[START OF INPUT DATA]

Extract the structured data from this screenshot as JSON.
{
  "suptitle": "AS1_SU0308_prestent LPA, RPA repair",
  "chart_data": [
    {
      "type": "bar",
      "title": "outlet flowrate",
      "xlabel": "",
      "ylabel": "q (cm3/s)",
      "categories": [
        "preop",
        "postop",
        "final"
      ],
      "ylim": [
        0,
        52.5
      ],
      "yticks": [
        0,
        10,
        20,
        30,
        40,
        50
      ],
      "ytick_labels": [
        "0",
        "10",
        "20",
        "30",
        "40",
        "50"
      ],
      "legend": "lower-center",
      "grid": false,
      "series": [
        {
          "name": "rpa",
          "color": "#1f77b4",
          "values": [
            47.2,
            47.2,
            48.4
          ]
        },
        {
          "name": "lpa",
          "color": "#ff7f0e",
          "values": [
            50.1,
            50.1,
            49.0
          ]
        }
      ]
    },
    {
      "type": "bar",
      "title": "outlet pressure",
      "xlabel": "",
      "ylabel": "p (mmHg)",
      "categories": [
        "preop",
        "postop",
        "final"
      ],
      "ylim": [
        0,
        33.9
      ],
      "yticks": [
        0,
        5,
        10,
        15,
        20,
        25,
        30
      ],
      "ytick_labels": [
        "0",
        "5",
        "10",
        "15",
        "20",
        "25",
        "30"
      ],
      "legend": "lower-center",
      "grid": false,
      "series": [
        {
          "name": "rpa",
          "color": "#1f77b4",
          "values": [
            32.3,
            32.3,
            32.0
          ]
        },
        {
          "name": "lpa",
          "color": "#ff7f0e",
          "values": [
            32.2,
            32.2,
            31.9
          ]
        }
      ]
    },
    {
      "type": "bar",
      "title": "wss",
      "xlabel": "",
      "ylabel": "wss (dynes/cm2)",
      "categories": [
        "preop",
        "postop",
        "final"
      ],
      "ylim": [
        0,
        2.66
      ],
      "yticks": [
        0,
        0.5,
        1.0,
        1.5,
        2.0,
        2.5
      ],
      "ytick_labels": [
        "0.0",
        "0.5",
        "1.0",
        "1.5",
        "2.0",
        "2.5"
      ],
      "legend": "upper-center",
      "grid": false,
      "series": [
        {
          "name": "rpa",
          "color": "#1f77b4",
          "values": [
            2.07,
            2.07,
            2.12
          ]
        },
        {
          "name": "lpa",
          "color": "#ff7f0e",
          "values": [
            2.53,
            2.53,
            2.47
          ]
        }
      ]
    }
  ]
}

[END OF INPUT DATA]

• **TASK STATEMENT**
Take the data above and return it exactly.

• **TASK SOLUTION**
Extract the structured data from this screenshot as JSON.
{
  "suptitle": "AS1_SU0308_prestent LPA, RPA repair",
  "chart_data": [
    {
      "type": "bar",
      "title": "outlet flowrate",
      "xlabel": "",
      "ylabel": "q (cm3/s)",
      "categories": [
        "preop",
        "postop",
        "final"
      ],
      "ylim": [
        0,
        52.5
      ],
      "yticks": [
        0,
        10,
        20,
        30,
        40,
        50
      ],
      "ytick_labels": [
        "0",
        "10",
        "20",
        "30",
        "40",
        "50"
      ],
      "legend": "lower-center",
      "grid": false,
      "series": [
        {
          "name": "rpa",
          "color": "#1f77b4",
          "values": [
            47.2,
            47.2,
            48.4
          ]
        },
        {
          "name": "lpa",
          "color": "#ff7f0e",
          "values": [
            50.1,
            50.1,
            49.0
          ]
        }
      ]
    },
    {
      "type": "bar",
      "title": "outlet pressure",
      "xlabel": "",
      "ylabel": "p (mmHg)",
      "categories": [
        "preop",
        "postop",
        "final"
      ],
      "ylim": [
        0,
        33.9
      ],
      "yticks": [
        0,
        5,
        10,
        15,
        20,
        25,
        30
      ],
      "ytick_labels": [
        "0",
        "5",
        "10",
        "15",
        "20",
        "25",
        "30"
      ],
      "legend": "lower-center",
      "grid": false,
      "series": [
        {
          "name": "rpa",
          "color": "#1f77b4",
          "values": [
            32.3,
            32.3,
            32.0
          ]
        },
        {
          "name": "lpa",
          "color": "#ff7f0e",
          "values": [
            32.2,
            32.2,
            31.9
          ]
        }
      ]
    },
    {
      "type": "bar",
      "title": "wss",
      "xlabel": "",
      "ylabel": "wss (dynes/cm2)",
      "categories": [
        "preop",
        "postop",
        "final"
      ],
      "ylim": [
        0,
        2.66
      ],
      "yticks": [
        0,
        0.5,
        1.0,
        1.5,
        2.0,
        2.5
      ],
      "ytick_labels": [
        "0.0",
        "0.5",
        "1.0",
        "1.5",
        "2.0",
        "2.5"
      ],
      "legend": "upper-center",
      "grid": false,
      "series": [
        {
          "name": "rpa",
          "color": "#1f77b4",
          "values": [
            2.07,
            2.07,
            2.12
          ]
        },
        {
          "name": "lpa",
          "color": "#ff7f0e",
          "values": [
            2.53,
            2.53,
            2.47
          ]
        }
      ]
    }
  ]
}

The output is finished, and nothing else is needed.